[The exercise]
Print out the material that follows word for word.

[Materials provided]
----

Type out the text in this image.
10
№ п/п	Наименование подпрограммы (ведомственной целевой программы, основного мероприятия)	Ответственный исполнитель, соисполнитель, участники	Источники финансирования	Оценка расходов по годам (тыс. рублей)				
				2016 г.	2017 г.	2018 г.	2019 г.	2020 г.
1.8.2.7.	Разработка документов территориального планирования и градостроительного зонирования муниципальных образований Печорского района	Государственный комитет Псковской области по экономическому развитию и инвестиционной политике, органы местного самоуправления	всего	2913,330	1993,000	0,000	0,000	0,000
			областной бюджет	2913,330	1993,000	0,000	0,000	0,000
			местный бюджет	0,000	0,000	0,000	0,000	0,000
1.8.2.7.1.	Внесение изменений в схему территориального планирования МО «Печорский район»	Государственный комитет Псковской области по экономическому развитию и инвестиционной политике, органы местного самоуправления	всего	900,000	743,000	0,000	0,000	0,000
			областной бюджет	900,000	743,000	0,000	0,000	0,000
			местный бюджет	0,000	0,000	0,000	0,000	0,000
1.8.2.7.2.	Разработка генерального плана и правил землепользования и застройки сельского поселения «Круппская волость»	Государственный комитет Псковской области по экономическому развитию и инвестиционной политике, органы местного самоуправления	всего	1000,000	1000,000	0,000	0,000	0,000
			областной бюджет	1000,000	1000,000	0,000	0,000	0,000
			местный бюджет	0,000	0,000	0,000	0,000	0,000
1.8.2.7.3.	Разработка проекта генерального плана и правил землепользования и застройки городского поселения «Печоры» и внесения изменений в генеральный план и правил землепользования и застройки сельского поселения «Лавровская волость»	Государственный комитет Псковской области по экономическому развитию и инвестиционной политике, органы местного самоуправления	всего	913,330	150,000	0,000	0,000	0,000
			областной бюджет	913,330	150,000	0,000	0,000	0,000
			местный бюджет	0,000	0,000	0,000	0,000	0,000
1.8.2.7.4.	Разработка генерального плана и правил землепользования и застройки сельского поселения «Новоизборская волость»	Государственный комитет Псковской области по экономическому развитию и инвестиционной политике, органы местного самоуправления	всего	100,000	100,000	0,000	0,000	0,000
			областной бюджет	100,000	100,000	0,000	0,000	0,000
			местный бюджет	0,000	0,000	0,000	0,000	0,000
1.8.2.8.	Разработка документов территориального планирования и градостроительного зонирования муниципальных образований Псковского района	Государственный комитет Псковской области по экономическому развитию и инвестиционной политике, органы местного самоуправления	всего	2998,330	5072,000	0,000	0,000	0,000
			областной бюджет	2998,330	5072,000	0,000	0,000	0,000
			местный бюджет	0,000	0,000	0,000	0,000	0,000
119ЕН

----

[Correct output]
Type out the text in this image.
10
№ п/п	Наименование подпрограммы (ведомственной целевой программы, основного мероприятия)	Ответственный исполнитель, соисполнитель, участники	Источники финансирования	Оценка расходов по годам (тыс. рублей)				
				2016 г.	2017 г.	2018 г.	2019 г.	2020 г.
1.8.2.7.	Разработка документов территориального планирования и градостроительного зонирования муниципальных образований Печорского района	Государственный комитет Псковской области по экономическому развитию и инвестиционной политике, органы местного самоуправления	всего	2913,330	1993,000	0,000	0,000	0,000
			областной бюджет	2913,330	1993,000	0,000	0,000	0,000
			местный бюджет	0,000	0,000	0,000	0,000	0,000
1.8.2.7.1.	Внесение изменений в схему территориального планирования МО «Печорский район»	Государственный комитет Псковской области по экономическому развитию и инвестиционной политике, органы местного самоуправления	всего	900,000	743,000	0,000	0,000	0,000
			областной бюджет	900,000	743,000	0,000	0,000	0,000
			местный бюджет	0,000	0,000	0,000	0,000	0,000
1.8.2.7.2.	Разработка генерального плана и правил землепользования и застройки сельского поселения «Круппская волость»	Государственный комитет Псковской области по экономическому развитию и инвестиционной политике, органы местного самоуправления	всего	1000,000	1000,000	0,000	0,000	0,000
			областной бюджет	1000,000	1000,000	0,000	0,000	0,000
			местный бюджет	0,000	0,000	0,000	0,000	0,000
1.8.2.7.3.	Разработка проекта генерального плана и правил землепользования и застройки городского поселения «Печоры» и внесения изменений в генеральный план и правил землепользования и застройки сельского поселения «Лавровская волость»	Государственный комитет Псковской области по экономическому развитию и инвестиционной политике, органы местного самоуправления	всего	913,330	150,000	0,000	0,000	0,000
			областной бюджет	913,330	150,000	0,000	0,000	0,000
			местный бюджет	0,000	0,000	0,000	0,000	0,000
1.8.2.7.4.	Разработка генерального плана и правил землепользования и застройки сельского поселения «Новоизборская волость»	Государственный комитет Псковской области по экономическому развитию и инвестиционной политике, органы местного самоуправления	всего	100,000	100,000	0,000	0,000	0,000
			областной бюджет	100,000	100,000	0,000	0,000	0,000
			местный бюджет	0,000	0,000	0,000	0,000	0,000
1.8.2.8.	Разработка документов территориального планирования и градостроительного зонирования муниципальных образований Псковского района	Государственный комитет Псковской области по экономическому развитию и инвестиционной политике, органы местного самоуправления	всего	2998,330	5072,000	0,000	0,000	0,000
			областной бюджет	2998,330	5072,000	0,000	0,000	0,000
			местный бюджет	0,000	0,000	0,000	0,000	0,000
119ЕН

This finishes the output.